▶ [What you should do] Skip the pictures and quote all of the lines exactly.

▶ [Records provided]
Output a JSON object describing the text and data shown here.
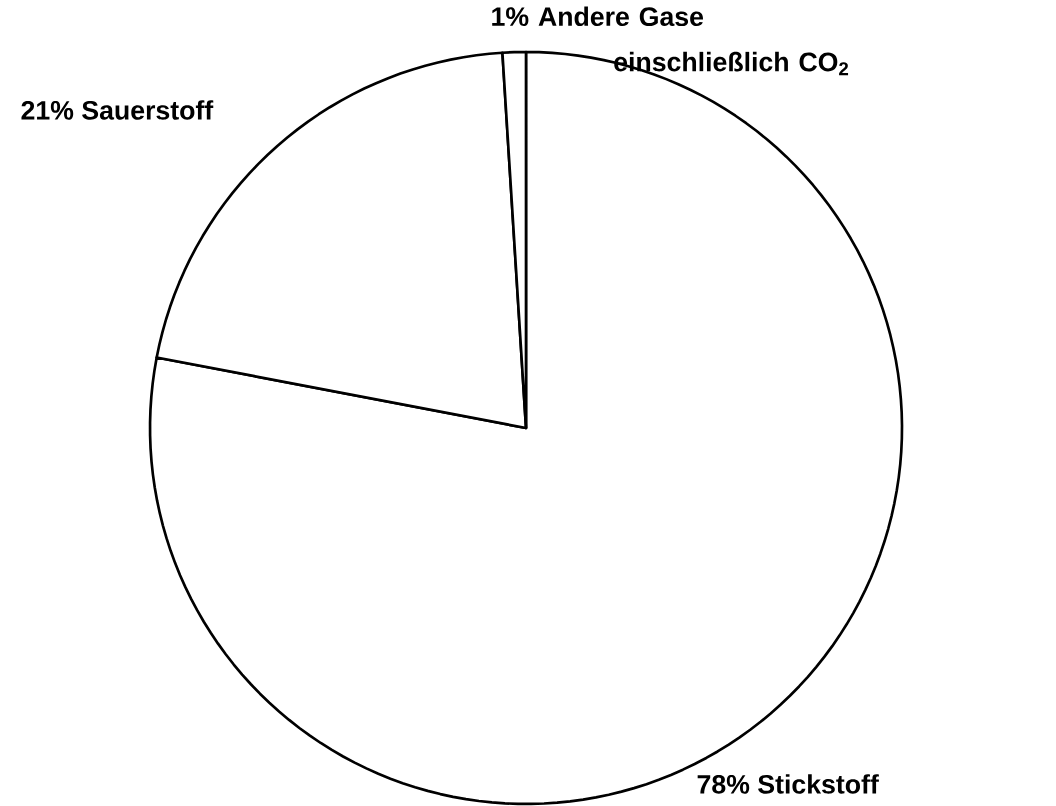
{
  "chart_data": {
    "type": "pie",
    "categories": [
      "Stickstoff",
      "Sauerstoff",
      "Andere Gase einschließlich CO$_{2}$"
    ],
    "values": [
      78,
      21,
      1
    ],
    "value_labels": [
      "78%",
      "21%",
      "1%"
    ],
    "colors": [
      "#ffffff",
      "#ffffff",
      "#ffffff"
    ]
  }
}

▶ [Answer for this exercise]
Output a JSON object describing the text and data shown here.
{
  "chart_data": {
    "type": "pie",
    "categories": [
      "Stickstoff",
      "Sauerstoff",
      "Andere Gase einschließlich CO$_{2}$"
    ],
    "values": [
      78,
      21,
      1
    ],
    "value_labels": [
      "78%",
      "21%",
      "1%"
    ],
    "colors": [
      "#ffffff",
      "#ffffff",
      "#ffffff"
    ]
  }
}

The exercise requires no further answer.